----- SUPPLIED TEXT -----
The HFPA partnered with the Festival Lumière this year with a special screening of The Red Shoes (1948) by Michael Powell and Emeric Pressburger. The film was restored by the UCLA Film and Television Archives with a grant from the HFPA. President Meher Tatna also announced (in French!) that the HFPA will financially contribute to the restoration of the second phase of 300 short films by the Lumière brothers, a project by Institut Lumière and the Laboratory of Cineteca di Bologna. 

 

 

At the Musée Lumière: (top) a timeline of the moving image; (bttom, from left) Catherine Hessling; a vintage projetor; Max Linder; the Musée Lumière.

institut lumière/marlene von arx/hfpa

 

 

Some of the highlights in the silent movie section: a tribute to Max Linder, considered the first international silent movie star who inspired and later befriended Charlie Chaplin. He made several hundred comedy shorts in which he played the dapper dandy Max, always getting into trouble. After having served in WW I as a dispatch driver between Paris and the frontline, Linder suffered several health problems including depression and in 1925 he and his young wife were found dead in their hotel room, murder-suicide being the most likely cause.  Thierry Frémaux announced the creation of the Max and Maud Linder Institut, named after the star and his recently deceased daughter Maud who left her father’s films to the Institut Lumière.
----- INFORMATION PROVIDED -----
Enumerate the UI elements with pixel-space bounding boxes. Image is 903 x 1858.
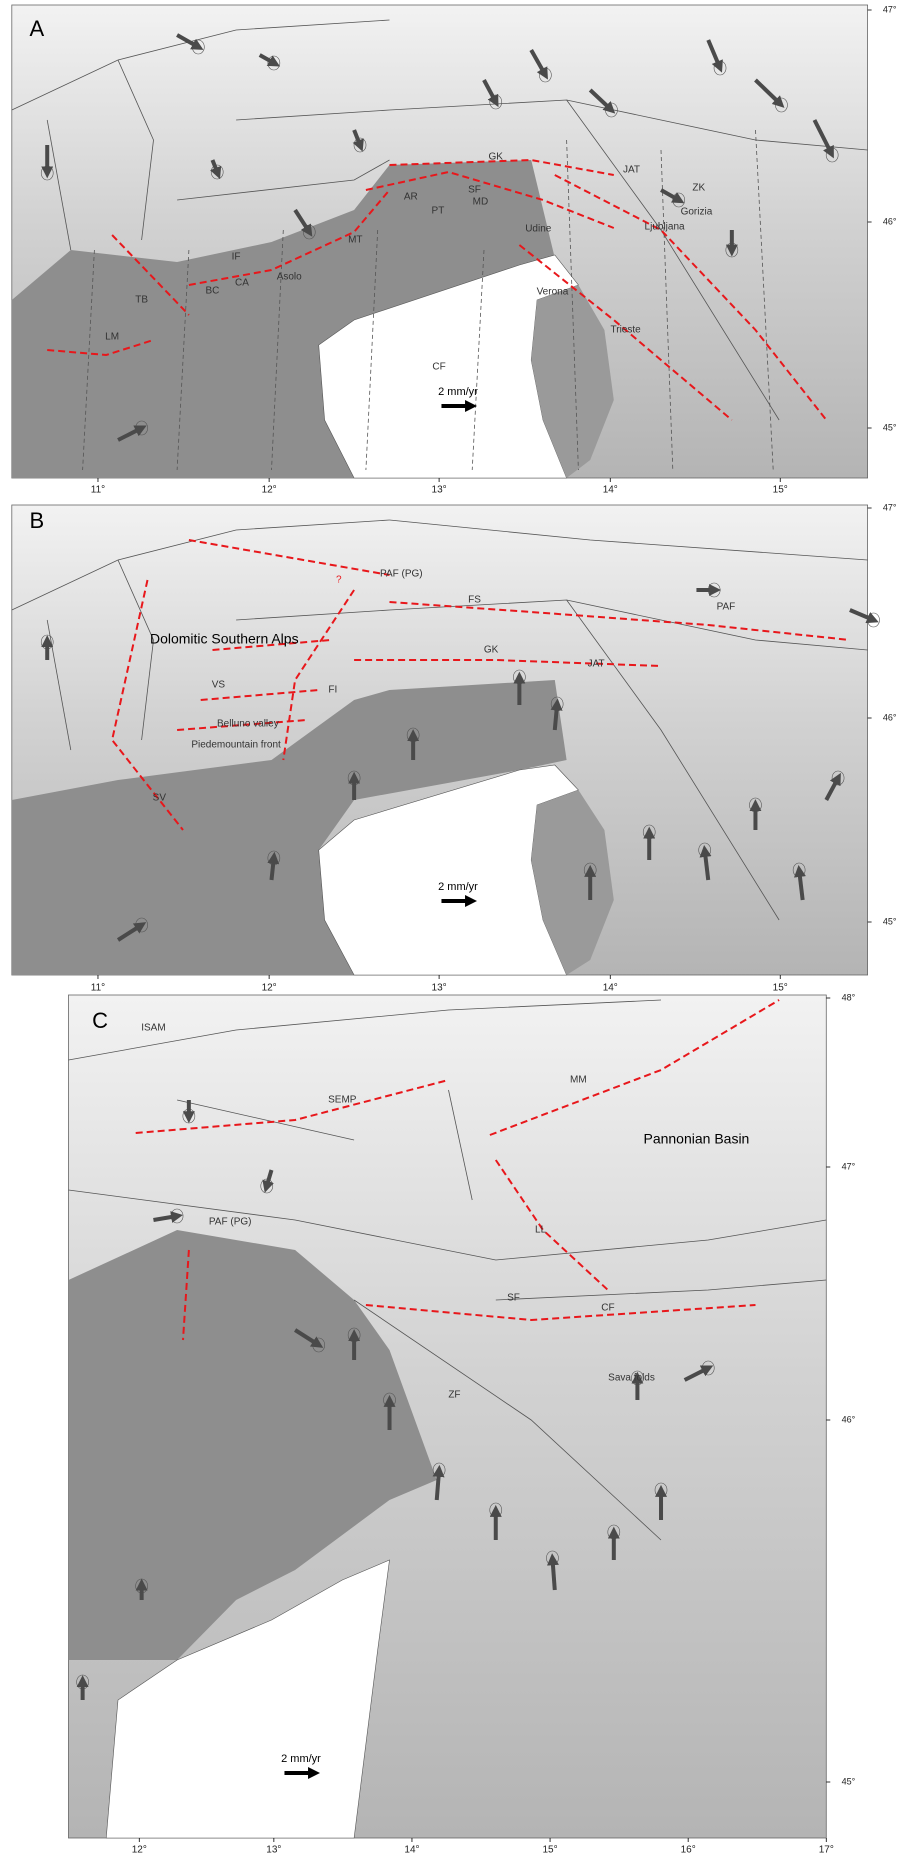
map-label: MM [570, 1075, 587, 1086]
map-label: MD [473, 197, 489, 208]
panel-letter: C [92, 1008, 108, 1033]
map-label: TB [135, 295, 148, 306]
region-label: Dolomitic Southern Alps [150, 631, 299, 647]
x-tick-label: 15° [773, 983, 788, 994]
map-label: PT [432, 206, 445, 217]
y-tick-label: 47° [883, 502, 897, 512]
x-tick-label: 11° [91, 983, 105, 994]
map-label: ZF [448, 1390, 460, 1401]
map-label: GK [489, 152, 504, 163]
x-tick-label: 11° [91, 485, 105, 496]
scale-label: 2 mm/yr [438, 386, 478, 398]
velocity-arrow [271, 861, 273, 880]
map-label: Ljubljana [645, 222, 685, 233]
x-tick-label: 13° [266, 1845, 281, 1856]
x-tick-label: 13° [432, 983, 447, 994]
map-label: PAF [717, 602, 736, 613]
map-label: CA [235, 278, 249, 289]
velocity-arrow [555, 708, 557, 730]
map-label: ? [336, 575, 342, 586]
map-label: SEMP [328, 1095, 357, 1106]
map-label: SF [507, 1293, 520, 1304]
velocity-arrow [553, 1563, 555, 1590]
map-label: SV [153, 793, 167, 804]
map-label: LM [105, 332, 119, 343]
x-tick-label: 14° [603, 485, 618, 496]
scale-label: 2 mm/yr [281, 1753, 321, 1765]
y-tick-label: 47° [842, 1161, 856, 1171]
y-tick-label: 46° [883, 712, 897, 722]
y-tick-label: 46° [883, 216, 897, 226]
y-tick-label: 46° [842, 1414, 856, 1424]
velocity-arrow [437, 1475, 439, 1501]
map-label: BC [206, 286, 220, 297]
map-panel: C ISAM SEMP MM Pannonian Basin LL PAF (PG) SF CF… [68, 992, 855, 1855]
scale-label: 2 mm/yr [438, 881, 478, 893]
y-tick-label: 45° [842, 1776, 856, 1786]
y-tick-label: 45° [883, 422, 897, 432]
map-label: Piedemountain front [191, 740, 281, 751]
x-tick-label: 15° [543, 1845, 558, 1856]
map-label: ISAM [141, 1023, 165, 1034]
panel-letter: A [30, 16, 45, 41]
map-label: AR [404, 192, 418, 203]
map-label: SF [468, 185, 481, 196]
map-label: FS [468, 595, 481, 606]
map-label: FI [328, 685, 337, 696]
x-tick-label: 17° [819, 1845, 834, 1856]
map-label: GK [484, 645, 499, 656]
map-panel: B PAF (PG) FS PAF GK JAT Dolomitic Southern Al… [12, 502, 897, 993]
page: GPS velocity maps html, body { margin: 0… [0, 0, 903, 1858]
map-label: JAT [623, 165, 640, 176]
x-tick-label: 15° [773, 485, 788, 496]
map-panel: A GK JAT ZK AR SF PT MD Udine Gorizia Ljubljana IF A… [12, 4, 897, 495]
x-tick-label: 13° [432, 485, 447, 496]
map-label: Trieste [611, 325, 642, 336]
map-label: Verona [537, 287, 569, 298]
map-label: Udine [525, 224, 552, 235]
map-label: Sava folds [608, 1373, 655, 1384]
x-tick-label: 12° [132, 1845, 147, 1856]
map-label: MT [348, 235, 362, 246]
map-label: CF [601, 1303, 614, 1314]
x-tick-label: 14° [404, 1845, 419, 1856]
map-label: PAF (PG) [209, 1217, 252, 1228]
map-label: Asolo [277, 272, 302, 283]
x-tick-label: 14° [603, 983, 618, 994]
panel-letter: B [30, 508, 45, 533]
figure: A GK JAT ZK AR SF PT MD Udine Gorizia Ljubljana IF A… [0, 0, 903, 1858]
map-label: Belluno valley [217, 719, 279, 730]
map-label: Gorizia [681, 207, 713, 218]
x-tick-label: 12° [262, 485, 277, 496]
map-label: VS [212, 680, 226, 691]
region-label: Pannonian Basin [643, 1131, 749, 1147]
map-label: LL [535, 1225, 547, 1236]
map-label: ZK [692, 183, 705, 194]
map-label: IF [232, 252, 241, 263]
map-label: JAT [588, 659, 605, 670]
y-tick-label: 48° [842, 992, 856, 1002]
map-label: CF [432, 362, 445, 373]
y-tick-label: 47° [883, 4, 897, 14]
x-tick-label: 16° [681, 1845, 696, 1856]
page-body: {"panels": [ {"letter": "A", "labels": [… [0, 0, 903, 1858]
y-tick-label: 45° [883, 916, 897, 926]
map-label: PAF (PG) [380, 569, 423, 580]
x-tick-label: 12° [262, 983, 277, 994]
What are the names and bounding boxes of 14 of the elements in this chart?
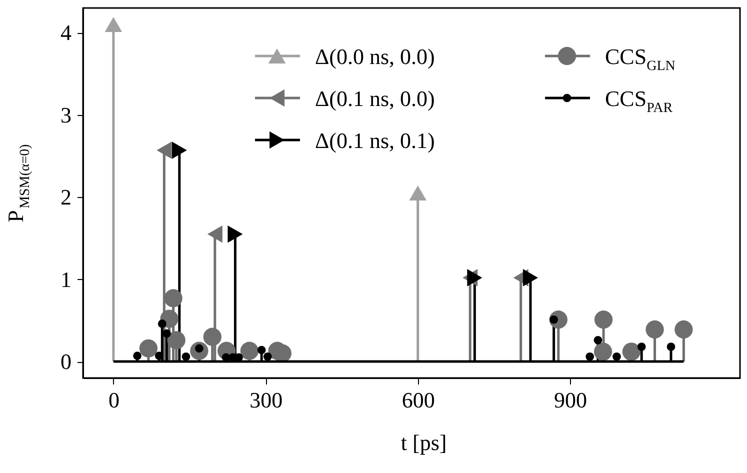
legend-label: Δ(0.0 ns, 0.0) [315, 44, 435, 69]
x-axis-title: t [ps] [400, 430, 447, 455]
legend-label: Δ(0.1 ns, 0.0) [315, 86, 435, 111]
legend-label: Δ(0.1 ns, 0.1) [315, 128, 435, 153]
x-tick-label: 0 [108, 388, 120, 412]
y-tick-label: 3 [60, 102, 72, 128]
x-tick-label: 900 [554, 388, 588, 412]
y-axis-title: PMSM(α=0) [3, 144, 33, 222]
x-tick-label: 600 [402, 388, 435, 412]
y-tick-label: 4 [60, 20, 72, 46]
y-tick-label: 1 [60, 266, 72, 292]
x-tick-label: 300 [250, 388, 283, 412]
y-tick-label: 2 [60, 184, 72, 210]
y-tick-label: 0 [60, 349, 72, 374]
-----
YOUR GOAL —
Please write the next part of the Festival Lumière report, starting after its final sentence. The records have no connection to the Festival Lumière report.

OUTPUT OF THE TASK —
Special attention was given to women filmmakers: aside from Muriel Box, Norwegian actress Liv Ullmann and Lebanese singer/dancer/actress Biyouna were honored with retrospectives. Silent movie highlights were shown of Catherine Hessling who started out as a model for Auguste Renoir and later married his son and filmmaker Jean Renoir and became his muse, starring in films like La fille de l’eau and Nana (bravo to pianist Didier Martel who accompanied the 2h48 film without a break during the Tuesday morning screening).

Prix Lumière recipient Jane Fonda whet audiences’ appetite for more films from the forgotten female point of view with a clip of the documentary Women Make Films: A New Road Movie Through Cinema, a rediscovery of women filmmakers throughout the world, directed by Mark Cousins and narrated by Tilda Swinton and Fonda herself.

And yes, there were also a few movies to be seen at the festival that still hope to become classics at the Festival Lumière: Javier Bardem and Alfonso Cuarón brought their new films Everybody Knows and Roma respectively. And Claire Denis premiered High Life, a film about harvesting energy and procreation in outer space starring Robert Pattinson and Juliette Binoche.